• **What you have to do**
Each entry below is to be given again word for word, with no pictures.

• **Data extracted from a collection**
[Start]

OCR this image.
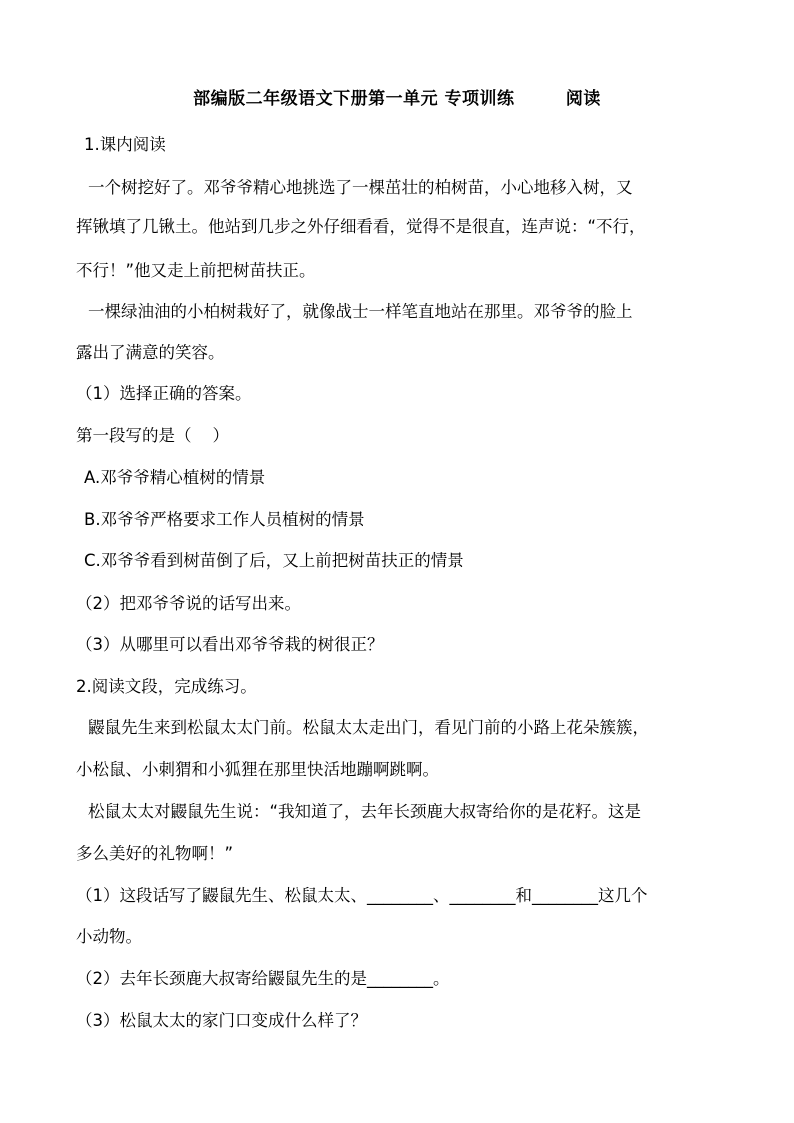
部编版二年级语文下册第一单元 专项训练        阅读
1.课内阅读
一个树挖好了。邓爷爷精心地挑选了一棵茁壮的柏树苗，小心地移入树，又
挥锹填了几锹土。他站到几步之外仔细看看，觉得不是很直，连声说：“不行，
不行！”他又走上前把树苗扶正。
一棵绿油油的小柏树栽好了，就像战士一样笔直地站在那里。邓爷爷的脸上
露出了满意的笑容。
（1）选择正确的答案。
第一段写的是（    ）
A.邓爷爷精心植树的情景
B.邓爷爷严格要求工作人员植树的情景
C.邓爷爷看到树苗倒了后，又上前把树苗扶正的情景
（2）把邓爷爷说的话写出来。
（3）从哪里可以看出邓爷爷栽的树很正？
2.阅读文段，完成练习。
鼹鼠先生来到松鼠太太门前。松鼠太太走出门，看见门前的小路上花朵簇簇，
小松鼠、小刺猬和小狐狸在那里快活地蹦啊跳啊。
松鼠太太对鼹鼠先生说：“我知道了，去年长颈鹿大叔寄给你的是花籽。这是
多么美好的礼物啊！”
（1）这段话写了鼹鼠先生、松鼠太太、________、________和________这几个
小动物。
（2）去年长颈鹿大叔寄给鼹鼠先生的是________。
（3）松鼠太太的家门口变成什么样了？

[End]

• **Output for this task**
OCR this image.
部编版二年级语文下册第一单元 专项训练        阅读
1.课内阅读
一个树挖好了。邓爷爷精心地挑选了一棵茁壮的柏树苗，小心地移入树，又
挥锹填了几锹土。他站到几步之外仔细看看，觉得不是很直，连声说：“不行，
不行！”他又走上前把树苗扶正。
一棵绿油油的小柏树栽好了，就像战士一样笔直地站在那里。邓爷爷的脸上
露出了满意的笑容。
（1）选择正确的答案。
第一段写的是（    ）
A.邓爷爷精心植树的情景
B.邓爷爷严格要求工作人员植树的情景
C.邓爷爷看到树苗倒了后，又上前把树苗扶正的情景
（2）把邓爷爷说的话写出来。
（3）从哪里可以看出邓爷爷栽的树很正？
2.阅读文段，完成练习。
鼹鼠先生来到松鼠太太门前。松鼠太太走出门，看见门前的小路上花朵簇簇，
小松鼠、小刺猬和小狐狸在那里快活地蹦啊跳啊。
松鼠太太对鼹鼠先生说：“我知道了，去年长颈鹿大叔寄给你的是花籽。这是
多么美好的礼物啊！”
（1）这段话写了鼹鼠先生、松鼠太太、________、________和________这几个
小动物。
（2）去年长颈鹿大叔寄给鼹鼠先生的是________。
（3）松鼠太太的家门口变成什么样了？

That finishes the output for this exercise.